■ EXERCISE PROMPT ■
Copy every entry word for word. Skip the pictures.

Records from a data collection
────────────────

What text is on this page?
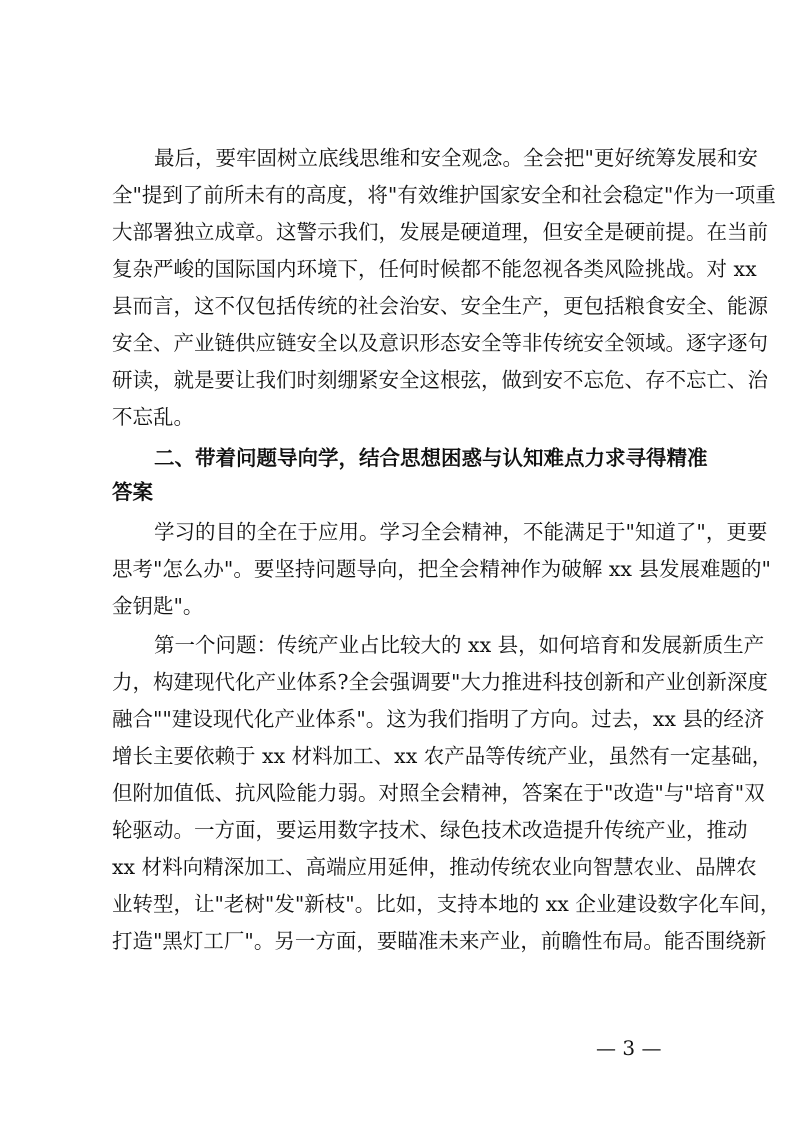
最后，要牢固树立底线思维和安全观念。全会把"更好统筹发展和安
全"提到了前所未有的高度，将"有效维护国家安全和社会稳定"作为一项重
大部署独立成章。这警示我们，发展是硬道理，但安全是硬前提。在当前
复杂严峻的国际国内环境下，任何时候都不能忽视各类风险挑战。对 xx
县而言，这不仅包括传统的社会治安、安全生产，更包括粮食安全、能源
安全、产业链供应链安全以及意识形态安全等非传统安全领域。逐字逐句
研读，就是要让我们时刻绷紧安全这根弦，做到安不忘危、存不忘亡、治
不忘乱。
二、带着问题导向学，结合思想困惑与认知难点力求寻得精准
答案
学习的目的全在于应用。学习全会精神，不能满足于"知道了"，更要
思考"怎么办"。要坚持问题导向，把全会精神作为破解 xx 县发展难题的"
金钥匙"。
第一个问题：传统产业占比较大的 xx 县，如何培育和发展新质生产
力，构建现代化产业体系?全会强调要"大力推进科技创新和产业创新深度
融合""建设现代化产业体系"。这为我们指明了方向。过去，xx 县的经济
增长主要依赖于 xx 材料加工、xx 农产品等传统产业，虽然有一定基础，
但附加值低、抗风险能力弱。对照全会精神，答案在于"改造"与"培育"双
轮驱动。一方面，要运用数字技术、绿色技术改造提升传统产业，推动
xx 材料向精深加工、高端应用延伸，推动传统农业向智慧农业、品牌农
业转型，让"老树"发"新枝"。比如，支持本地的 xx 企业建设数字化车间，
打造"黑灯工厂"。另一方面，要瞄准未来产业，前瞻性布局。能否围绕新
— 3 —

────────────────

■ EXERCISE ANSWER ■
What text is on this page?
最后，要牢固树立底线思维和安全观念。全会把"更好统筹发展和安
全"提到了前所未有的高度，将"有效维护国家安全和社会稳定"作为一项重
大部署独立成章。这警示我们，发展是硬道理，但安全是硬前提。在当前
复杂严峻的国际国内环境下，任何时候都不能忽视各类风险挑战。对 xx
县而言，这不仅包括传统的社会治安、安全生产，更包括粮食安全、能源
安全、产业链供应链安全以及意识形态安全等非传统安全领域。逐字逐句
研读，就是要让我们时刻绷紧安全这根弦，做到安不忘危、存不忘亡、治
不忘乱。
二、带着问题导向学，结合思想困惑与认知难点力求寻得精准
答案
学习的目的全在于应用。学习全会精神，不能满足于"知道了"，更要
思考"怎么办"。要坚持问题导向，把全会精神作为破解 xx 县发展难题的"
金钥匙"。
第一个问题：传统产业占比较大的 xx 县，如何培育和发展新质生产
力，构建现代化产业体系?全会强调要"大力推进科技创新和产业创新深度
融合""建设现代化产业体系"。这为我们指明了方向。过去，xx 县的经济
增长主要依赖于 xx 材料加工、xx 农产品等传统产业，虽然有一定基础，
但附加值低、抗风险能力弱。对照全会精神，答案在于"改造"与"培育"双
轮驱动。一方面，要运用数字技术、绿色技术改造提升传统产业，推动
xx 材料向精深加工、高端应用延伸，推动传统农业向智慧农业、品牌农
业转型，让"老树"发"新枝"。比如，支持本地的 xx 企业建设数字化车间，
打造"黑灯工厂"。另一方面，要瞄准未来产业，前瞻性布局。能否围绕新
— 3 —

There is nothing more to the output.